Data entries
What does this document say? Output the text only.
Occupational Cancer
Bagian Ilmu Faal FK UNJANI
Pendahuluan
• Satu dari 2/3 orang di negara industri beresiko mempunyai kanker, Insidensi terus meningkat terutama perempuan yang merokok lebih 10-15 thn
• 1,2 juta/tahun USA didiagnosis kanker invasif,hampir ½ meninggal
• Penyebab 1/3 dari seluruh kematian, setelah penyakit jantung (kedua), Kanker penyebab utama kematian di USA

▸ **Task requirements**
Extract every record and return it verbatim.

▸ **Answer**
What does this document say? Output the text only.
Occupational Cancer
Bagian Ilmu Faal FK UNJANI
Pendahuluan
• Satu dari 2/3 orang di negara industri beresiko mempunyai kanker, Insidensi terus meningkat terutama perempuan yang merokok lebih 10-15 thn
• 1,2 juta/tahun USA didiagnosis kanker invasif,hampir ½ meninggal
• Penyebab 1/3 dari seluruh kematian, setelah penyakit jantung (kedua), Kanker penyebab utama kematian di USA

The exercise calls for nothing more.